◆ Instruction ◆
Repeat exactly the lines from the line containing "Extract the structured" to the last line of the listing, including both.

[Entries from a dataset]
-=-=-=-=-

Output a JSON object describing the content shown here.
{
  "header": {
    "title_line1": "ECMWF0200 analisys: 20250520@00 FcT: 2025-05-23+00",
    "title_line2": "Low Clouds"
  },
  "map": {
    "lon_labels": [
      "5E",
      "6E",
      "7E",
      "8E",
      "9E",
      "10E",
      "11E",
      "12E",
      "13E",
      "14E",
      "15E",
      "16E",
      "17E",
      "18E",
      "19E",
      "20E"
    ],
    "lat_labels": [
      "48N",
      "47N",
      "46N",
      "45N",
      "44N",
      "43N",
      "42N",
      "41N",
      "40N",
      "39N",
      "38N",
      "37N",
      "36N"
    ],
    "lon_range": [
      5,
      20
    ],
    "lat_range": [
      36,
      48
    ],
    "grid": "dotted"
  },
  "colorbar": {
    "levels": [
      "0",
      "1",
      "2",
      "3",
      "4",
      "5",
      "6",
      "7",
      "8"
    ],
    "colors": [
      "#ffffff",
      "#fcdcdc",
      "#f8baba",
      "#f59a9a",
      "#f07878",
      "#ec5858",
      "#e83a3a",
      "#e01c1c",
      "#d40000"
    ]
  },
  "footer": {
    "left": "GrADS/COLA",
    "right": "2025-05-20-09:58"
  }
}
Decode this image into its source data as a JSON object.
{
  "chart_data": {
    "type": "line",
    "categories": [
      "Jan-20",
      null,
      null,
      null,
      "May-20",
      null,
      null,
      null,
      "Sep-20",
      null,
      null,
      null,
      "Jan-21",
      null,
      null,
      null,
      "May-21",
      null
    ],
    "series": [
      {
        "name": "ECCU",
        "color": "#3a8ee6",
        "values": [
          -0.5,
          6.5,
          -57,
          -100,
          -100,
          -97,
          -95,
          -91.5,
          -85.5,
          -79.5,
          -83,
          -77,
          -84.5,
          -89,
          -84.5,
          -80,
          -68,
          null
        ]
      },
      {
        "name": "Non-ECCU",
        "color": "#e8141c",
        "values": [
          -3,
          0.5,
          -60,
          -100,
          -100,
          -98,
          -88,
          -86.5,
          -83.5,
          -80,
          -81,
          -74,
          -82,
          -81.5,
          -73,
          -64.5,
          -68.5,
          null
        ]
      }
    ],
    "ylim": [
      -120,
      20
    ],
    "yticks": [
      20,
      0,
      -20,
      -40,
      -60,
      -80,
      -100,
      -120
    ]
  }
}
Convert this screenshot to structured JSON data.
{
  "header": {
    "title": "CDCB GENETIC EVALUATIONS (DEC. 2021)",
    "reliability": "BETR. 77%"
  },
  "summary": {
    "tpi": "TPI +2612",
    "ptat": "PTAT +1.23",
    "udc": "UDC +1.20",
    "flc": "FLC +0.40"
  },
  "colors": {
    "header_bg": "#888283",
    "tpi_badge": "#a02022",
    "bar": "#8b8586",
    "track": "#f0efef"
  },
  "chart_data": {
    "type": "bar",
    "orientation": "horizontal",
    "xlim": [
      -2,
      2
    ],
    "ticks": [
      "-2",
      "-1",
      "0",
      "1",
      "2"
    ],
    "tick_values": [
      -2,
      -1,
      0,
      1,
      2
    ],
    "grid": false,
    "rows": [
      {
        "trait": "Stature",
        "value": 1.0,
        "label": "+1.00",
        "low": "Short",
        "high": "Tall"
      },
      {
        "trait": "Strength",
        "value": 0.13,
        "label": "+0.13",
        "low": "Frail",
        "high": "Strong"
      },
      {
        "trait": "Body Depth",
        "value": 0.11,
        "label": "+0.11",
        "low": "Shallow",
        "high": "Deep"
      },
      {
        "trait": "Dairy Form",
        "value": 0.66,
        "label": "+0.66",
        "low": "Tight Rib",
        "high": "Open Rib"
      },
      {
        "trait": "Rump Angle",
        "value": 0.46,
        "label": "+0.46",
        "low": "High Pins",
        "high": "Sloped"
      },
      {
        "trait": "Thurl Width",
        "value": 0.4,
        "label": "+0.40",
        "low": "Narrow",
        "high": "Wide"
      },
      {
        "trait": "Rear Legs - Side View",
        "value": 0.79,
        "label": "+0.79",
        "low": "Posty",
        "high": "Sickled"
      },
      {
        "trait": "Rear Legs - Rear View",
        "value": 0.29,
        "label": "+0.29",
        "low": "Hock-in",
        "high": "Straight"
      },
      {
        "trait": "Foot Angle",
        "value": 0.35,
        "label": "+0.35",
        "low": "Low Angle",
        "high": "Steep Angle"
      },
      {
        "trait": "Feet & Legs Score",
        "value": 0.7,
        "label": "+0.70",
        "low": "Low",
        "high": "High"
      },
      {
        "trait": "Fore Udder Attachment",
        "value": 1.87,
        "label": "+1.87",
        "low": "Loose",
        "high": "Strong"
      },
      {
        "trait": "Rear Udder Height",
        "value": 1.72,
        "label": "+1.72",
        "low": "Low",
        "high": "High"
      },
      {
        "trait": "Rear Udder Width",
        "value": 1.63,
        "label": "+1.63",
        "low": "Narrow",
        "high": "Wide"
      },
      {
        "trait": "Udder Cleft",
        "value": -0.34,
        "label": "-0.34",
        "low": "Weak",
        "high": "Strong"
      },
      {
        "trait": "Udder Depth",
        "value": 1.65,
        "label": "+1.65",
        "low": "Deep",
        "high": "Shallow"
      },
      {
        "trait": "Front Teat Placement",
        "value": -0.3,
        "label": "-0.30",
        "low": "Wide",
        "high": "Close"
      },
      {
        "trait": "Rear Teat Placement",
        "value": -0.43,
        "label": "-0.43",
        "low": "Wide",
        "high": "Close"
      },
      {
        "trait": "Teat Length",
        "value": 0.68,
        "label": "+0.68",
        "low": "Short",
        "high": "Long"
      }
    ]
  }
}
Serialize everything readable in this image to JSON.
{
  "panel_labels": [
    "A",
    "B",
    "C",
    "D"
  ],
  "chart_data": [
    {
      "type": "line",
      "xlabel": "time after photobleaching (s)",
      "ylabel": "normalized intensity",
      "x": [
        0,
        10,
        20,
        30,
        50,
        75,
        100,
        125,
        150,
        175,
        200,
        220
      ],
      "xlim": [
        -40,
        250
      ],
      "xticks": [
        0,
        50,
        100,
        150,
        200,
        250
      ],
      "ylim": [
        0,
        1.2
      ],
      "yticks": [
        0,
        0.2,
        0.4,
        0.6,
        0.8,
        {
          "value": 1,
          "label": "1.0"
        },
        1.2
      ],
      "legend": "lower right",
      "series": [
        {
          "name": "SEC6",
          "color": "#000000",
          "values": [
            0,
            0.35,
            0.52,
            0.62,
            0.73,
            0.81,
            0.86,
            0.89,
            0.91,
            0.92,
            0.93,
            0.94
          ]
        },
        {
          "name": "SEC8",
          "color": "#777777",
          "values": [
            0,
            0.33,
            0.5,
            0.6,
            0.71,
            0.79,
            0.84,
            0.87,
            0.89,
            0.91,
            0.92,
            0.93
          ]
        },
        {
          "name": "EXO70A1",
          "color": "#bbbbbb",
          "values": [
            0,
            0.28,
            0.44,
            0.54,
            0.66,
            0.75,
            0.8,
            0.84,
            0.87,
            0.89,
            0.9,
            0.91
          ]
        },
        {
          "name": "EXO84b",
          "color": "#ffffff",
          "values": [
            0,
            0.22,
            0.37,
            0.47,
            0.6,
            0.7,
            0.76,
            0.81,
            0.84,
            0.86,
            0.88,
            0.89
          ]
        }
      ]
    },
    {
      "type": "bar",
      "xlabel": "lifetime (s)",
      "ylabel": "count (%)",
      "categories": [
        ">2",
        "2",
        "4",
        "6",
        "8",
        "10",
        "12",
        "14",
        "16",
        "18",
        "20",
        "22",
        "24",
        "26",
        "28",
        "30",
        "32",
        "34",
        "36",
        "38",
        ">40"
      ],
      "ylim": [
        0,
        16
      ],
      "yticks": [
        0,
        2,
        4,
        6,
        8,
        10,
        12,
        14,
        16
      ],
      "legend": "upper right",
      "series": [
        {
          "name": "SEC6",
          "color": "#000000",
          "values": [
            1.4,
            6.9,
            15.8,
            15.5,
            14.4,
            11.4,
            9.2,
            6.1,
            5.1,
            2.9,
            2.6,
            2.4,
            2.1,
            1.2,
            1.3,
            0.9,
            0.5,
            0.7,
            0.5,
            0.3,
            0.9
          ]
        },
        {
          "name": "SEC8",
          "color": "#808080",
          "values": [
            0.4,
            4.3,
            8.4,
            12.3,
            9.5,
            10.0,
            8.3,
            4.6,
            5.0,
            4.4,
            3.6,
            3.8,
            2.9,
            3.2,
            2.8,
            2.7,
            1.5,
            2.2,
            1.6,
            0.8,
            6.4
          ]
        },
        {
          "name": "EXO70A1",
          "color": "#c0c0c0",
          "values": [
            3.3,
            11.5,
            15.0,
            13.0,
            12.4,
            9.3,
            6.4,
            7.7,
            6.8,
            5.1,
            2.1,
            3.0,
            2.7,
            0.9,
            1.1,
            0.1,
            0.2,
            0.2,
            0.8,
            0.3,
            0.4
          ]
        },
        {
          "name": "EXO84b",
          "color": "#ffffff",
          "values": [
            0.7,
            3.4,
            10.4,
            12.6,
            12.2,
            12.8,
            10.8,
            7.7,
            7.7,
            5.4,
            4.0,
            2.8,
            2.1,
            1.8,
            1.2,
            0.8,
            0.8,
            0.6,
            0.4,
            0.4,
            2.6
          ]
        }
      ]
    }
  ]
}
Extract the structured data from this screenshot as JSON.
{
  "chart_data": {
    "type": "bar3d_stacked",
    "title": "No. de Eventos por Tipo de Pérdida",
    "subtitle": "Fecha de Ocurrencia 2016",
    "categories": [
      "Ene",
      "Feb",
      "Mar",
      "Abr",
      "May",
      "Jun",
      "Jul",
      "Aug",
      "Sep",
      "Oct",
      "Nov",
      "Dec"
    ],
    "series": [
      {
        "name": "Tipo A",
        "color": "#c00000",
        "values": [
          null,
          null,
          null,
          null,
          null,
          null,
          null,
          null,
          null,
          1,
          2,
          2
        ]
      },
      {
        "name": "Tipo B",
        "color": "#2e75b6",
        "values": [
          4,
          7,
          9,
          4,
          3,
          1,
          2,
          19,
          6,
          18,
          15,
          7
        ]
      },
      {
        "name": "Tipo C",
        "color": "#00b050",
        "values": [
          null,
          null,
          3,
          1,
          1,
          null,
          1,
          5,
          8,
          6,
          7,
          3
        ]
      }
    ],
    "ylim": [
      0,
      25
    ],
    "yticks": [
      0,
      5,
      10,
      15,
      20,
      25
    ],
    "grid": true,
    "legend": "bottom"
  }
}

-=-=-=-=-

◆ Solution ◆
Extract the structured data from this screenshot as JSON.
{
  "chart_data": {
    "type": "bar3d_stacked",
    "title": "No. de Eventos por Tipo de Pérdida",
    "subtitle": "Fecha de Ocurrencia 2016",
    "categories": [
      "Ene",
      "Feb",
      "Mar",
      "Abr",
      "May",
      "Jun",
      "Jul",
      "Aug",
      "Sep",
      "Oct",
      "Nov",
      "Dec"
    ],
    "series": [
      {
        "name": "Tipo A",
        "color": "#c00000",
        "values": [
          null,
          null,
          null,
          null,
          null,
          null,
          null,
          null,
          null,
          1,
          2,
          2
        ]
      },
      {
        "name": "Tipo B",
        "color": "#2e75b6",
        "values": [
          4,
          7,
          9,
          4,
          3,
          1,
          2,
          19,
          6,
          18,
          15,
          7
        ]
      },
      {
        "name": "Tipo C",
        "color": "#00b050",
        "values": [
          null,
          null,
          3,
          1,
          1,
          null,
          1,
          5,
          8,
          6,
          7,
          3
        ]
      }
    ],
    "ylim": [
      0,
      25
    ],
    "yticks": [
      0,
      5,
      10,
      15,
      20,
      25
    ],
    "grid": true,
    "legend": "bottom"
  }
}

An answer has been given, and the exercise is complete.